FORTUNE -- As companies go, Procter & Gamble may be an old dog, but that doesn't mean it can't learn new tricks.
That's what CEO Bob McDonald is claiming, as he attempts to turn the consumer product giant into a model of business in the digital age.
To accomplish this, McDonald has formed a close alliance with P&G CIO Filippo Passerini, who shared the stage with McDonald on Tuesday, kicking off Fortune's Brainstorm Tech conference in Aspen.
Together, McDonald and Passerini have identified 88 distinct business processes underlying the $79 billion company's operations. For each one they have analyzed the time it takes from the moment data comes to when it can be applied to the business.
By using technology to develop predictive models, they've found they can accelerate decision-making and compress the time it takes to act. The ultimate goal: to run the business in real-time and collapse the organization by allowing all P&G (PG) employees to get the same data at the same time.

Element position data
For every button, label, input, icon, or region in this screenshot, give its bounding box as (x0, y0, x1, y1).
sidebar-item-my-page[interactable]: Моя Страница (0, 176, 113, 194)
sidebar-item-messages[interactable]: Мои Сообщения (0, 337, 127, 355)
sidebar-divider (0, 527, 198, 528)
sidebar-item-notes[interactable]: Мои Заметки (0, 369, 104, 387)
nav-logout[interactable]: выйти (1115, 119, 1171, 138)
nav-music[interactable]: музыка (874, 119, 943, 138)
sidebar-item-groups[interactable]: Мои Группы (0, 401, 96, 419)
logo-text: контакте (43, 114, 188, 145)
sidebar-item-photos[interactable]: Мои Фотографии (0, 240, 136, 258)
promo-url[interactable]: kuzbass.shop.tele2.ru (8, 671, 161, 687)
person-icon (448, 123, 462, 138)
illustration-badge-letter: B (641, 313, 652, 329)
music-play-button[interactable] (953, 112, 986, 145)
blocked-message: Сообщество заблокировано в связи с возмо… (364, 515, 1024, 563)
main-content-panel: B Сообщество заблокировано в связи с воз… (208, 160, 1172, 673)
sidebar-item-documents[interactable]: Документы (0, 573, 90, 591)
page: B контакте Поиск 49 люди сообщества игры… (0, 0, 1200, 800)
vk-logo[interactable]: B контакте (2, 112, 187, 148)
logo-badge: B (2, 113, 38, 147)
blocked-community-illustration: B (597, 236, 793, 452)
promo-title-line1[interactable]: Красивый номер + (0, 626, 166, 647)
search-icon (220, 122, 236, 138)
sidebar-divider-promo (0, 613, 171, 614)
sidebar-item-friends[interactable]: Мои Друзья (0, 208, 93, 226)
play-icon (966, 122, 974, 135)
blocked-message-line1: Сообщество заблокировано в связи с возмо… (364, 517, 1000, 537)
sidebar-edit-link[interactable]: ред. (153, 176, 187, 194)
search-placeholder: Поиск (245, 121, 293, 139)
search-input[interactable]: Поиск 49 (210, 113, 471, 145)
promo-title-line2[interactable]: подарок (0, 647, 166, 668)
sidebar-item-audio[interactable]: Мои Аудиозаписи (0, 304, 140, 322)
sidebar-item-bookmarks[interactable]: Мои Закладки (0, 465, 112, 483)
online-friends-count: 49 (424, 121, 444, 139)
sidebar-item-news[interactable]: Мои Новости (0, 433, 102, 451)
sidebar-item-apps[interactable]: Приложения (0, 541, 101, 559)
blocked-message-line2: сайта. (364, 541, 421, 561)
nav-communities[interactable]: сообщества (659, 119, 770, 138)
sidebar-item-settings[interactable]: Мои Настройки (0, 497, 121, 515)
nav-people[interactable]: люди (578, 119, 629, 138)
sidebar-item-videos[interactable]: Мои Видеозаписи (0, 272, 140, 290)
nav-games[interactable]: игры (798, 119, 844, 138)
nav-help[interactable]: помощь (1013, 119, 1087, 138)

> **TO-DO LIST**:
1. Turn the paragraph of the Procter & Gamble article that begins "Together, McDonald and Passerini" into a short bulleted list that keeps its main facts.
2. Using the Procter & Gamble article, answer these questions:
(a) What position does Filippo Passerini hold at P&G?
(b) In what place was Fortune's Brainstorm Tech conference held?
(c) How many distinct business processes did McDonald and Passerini identify?
3. From the Procter & Gamble article, quote the passage from "That's what CEO" up to and including "conference in Aspen.".

> **TASK-BY-TASK RESULTS**:
1.
- McDonald and Passerini identified 88 distinct business processes behind the operations of the $79 billion company.
- For each process, they analyzed how long it takes from when data arrives until it can be applied to the business.

2.
(a) CIO
(b) Aspen
(c) 88

3.
That's what CEO Bob McDonald is claiming, as he attempts to turn the consumer product giant into a model of business in the digital age.
To accomplish this, McDonald has formed a close alliance with P&G CIO Filippo Passerini, who shared the stage with McDonald on Tuesday, kicking off Fortune's Brainstorm Tech conference in Aspen.